◆ What the exercise asks ◆
Find the lines containing the word "سمجھ" and copy every one of them.

Data items:

-*-

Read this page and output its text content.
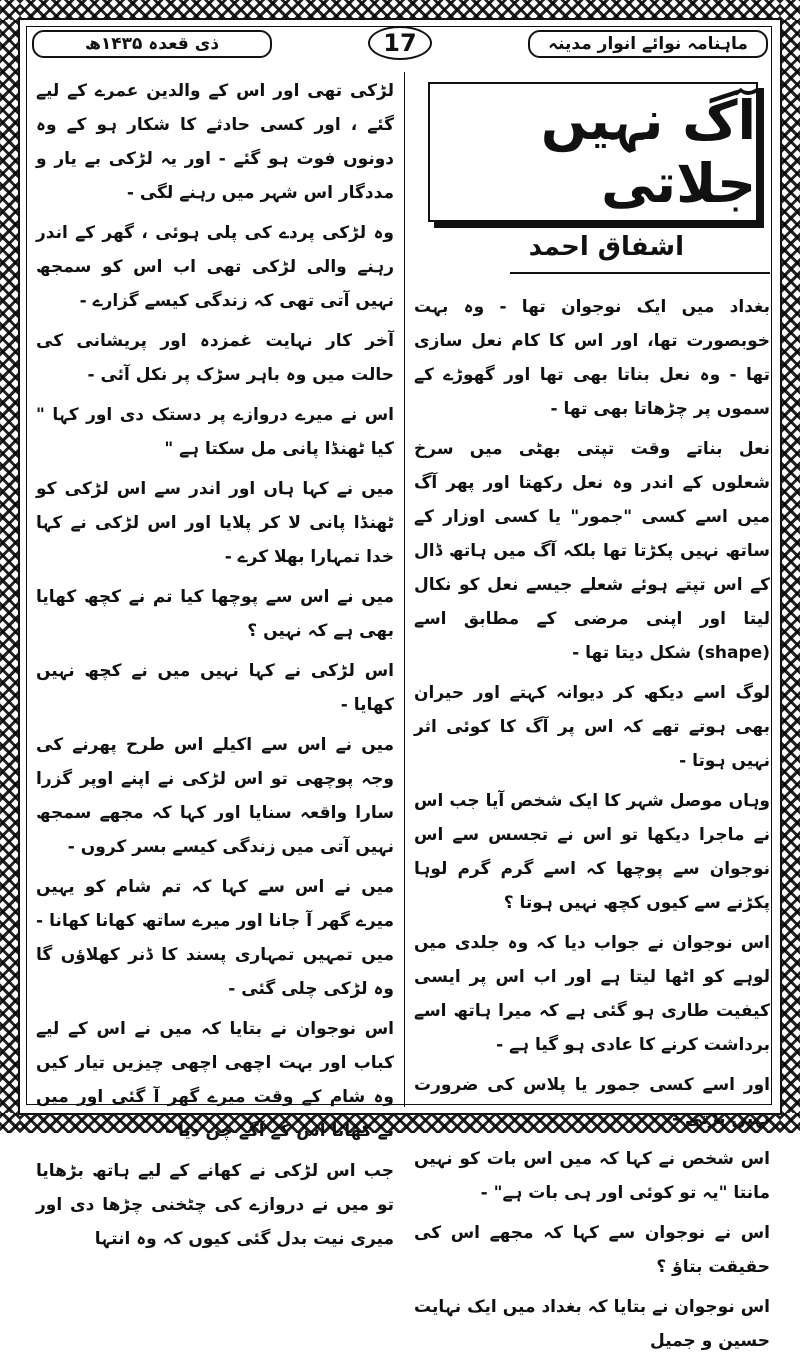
ماہنامہ نوائے انوار مدینہ
17
ذی قعدہ ۱۴۳۵ھ
آگ نہیں جلاتی
اشفاق احمد

بغداد میں ایک نوجوان تھا - وہ بہت خوبصورت تھا، اور اس کا کام نعل سازی تھا - وہ نعل بناتا بھی تھا اور گھوڑے کے سموں پر چڑھاتا بھی تھا -

نعل بناتے وقت تپتی بھٹی میں سرخ شعلوں کے اندر وہ نعل رکھتا اور پھر آگ میں اسے کسی "جمور" یا کسی اوزار کے ساتھ نہیں پکڑتا تھا بلکہ آگ میں ہاتھ ڈال کے اس تپتے ہوئے شعلے جیسے نعل کو نکال لیتا اور اپنی مرضی کے مطابق اسے (shape) شکل دیتا تھا -

لوگ اسے دیکھ کر دیوانہ کہتے اور حیران بھی ہوتے تھے کہ اس پر آگ کا کوئی اثر نہیں ہوتا -

وہاں موصل شہر کا ایک شخص آیا جب اس نے ماجرا دیکھا تو اس نے تجسس سے اس نوجوان سے پوچھا کہ اسے گرم گرم لوہا پکڑنے سے کیوں کچھ نہیں ہوتا ؟

اس نوجوان نے جواب دیا کہ وہ جلدی میں لوہے کو اٹھا لیتا ہے اور اب اس پر ایسی کیفیت طاری ہو گئی ہے کہ میرا ہاتھ اسے برداشت کرنے کا عادی ہو گیا ہے -

اور اسے کسی جمور یا پلاس کی ضرورت نہیں پڑتی -

اس شخص نے کہا کہ میں اس بات کو نہیں مانتا "یہ تو کوئی اور ہی بات ہے" -

اس نے نوجوان سے کہا کہ مجھے اس کی حقیقت بتاؤ ؟

اس نوجوان نے بتایا کہ بغداد میں ایک نہایت حسین و جمیل

لڑکی تھی اور اس کے والدین عمرے کے لیے گئے ، اور کسی حادثے کا شکار ہو کے وہ دونوں فوت ہو گئے - اور یہ لڑکی بے یار و مددگار اس شہر میں رہنے لگی -

وہ لڑکی پردے کی پلی ہوئی ، گھر کے اندر رہنے والی لڑکی تھی اب اس کو سمجھ نہیں آتی تھی کہ زندگی کیسے گزارے -

آخر کار نہایت غمزدہ اور پریشانی کی حالت میں وہ باہر سڑک پر نکل آئی -

اس نے میرے دروازے پر دستک دی اور کہا " کیا ٹھنڈا پانی مل سکتا ہے "

میں نے کہا ہاں اور اندر سے اس لڑکی کو ٹھنڈا پانی لا کر پلایا اور اس لڑکی نے کہا خدا تمہارا بھلا کرے -

میں نے اس سے پوچھا کیا تم نے کچھ کھایا بھی ہے کہ نہیں ؟

اس لڑکی نے کہا نہیں میں نے کچھ نہیں کھایا -

میں نے اس سے اکیلے اس طرح پھرنے کی وجہ پوچھی تو اس لڑکی نے اپنے اوپر گزرا سارا واقعہ سنایا اور کہا کہ مجھے سمجھ نہیں آتی میں زندگی کیسے بسر کروں -

میں نے اس سے کہا کہ تم شام کو یہیں میرے گھر آ جانا اور میرے ساتھ کھانا کھانا - میں تمہیں تمہاری پسند کا ڈنر کھلاؤں گا وہ لڑکی چلی گئی -

اس نوجوان نے بتایا کہ میں نے اس کے لیے کباب اور بہت اچھی اچھی چیزیں تیار کیں وہ شام کے وقت میرے گھر آ گئی اور میں نے کھانا اس کے آگے چن دیا -

جب اس لڑکی نے کھانے کے لیے ہاتھ بڑھایا تو میں نے دروازے کی چٹخنی چڑھا دی اور میری نیت بدل گئی کیوں کہ وہ انتہا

-*-

◆ Full answer ◆
وہ لڑکی پردے کی پلی ہوئی ، گھر کے اندر رہنے والی لڑکی تھی اب اس کو سمجھ نہیں آتی تھی کہ زندگی کیسے گزارے -
میں نے اس سے اکیلے اس طرح پھرنے کی وجہ پوچھی تو اس لڑکی نے اپنے اوپر گزرا سارا واقعہ سنایا اور کہا کہ مجھے سمجھ نہیں آتی میں زندگی کیسے بسر کروں -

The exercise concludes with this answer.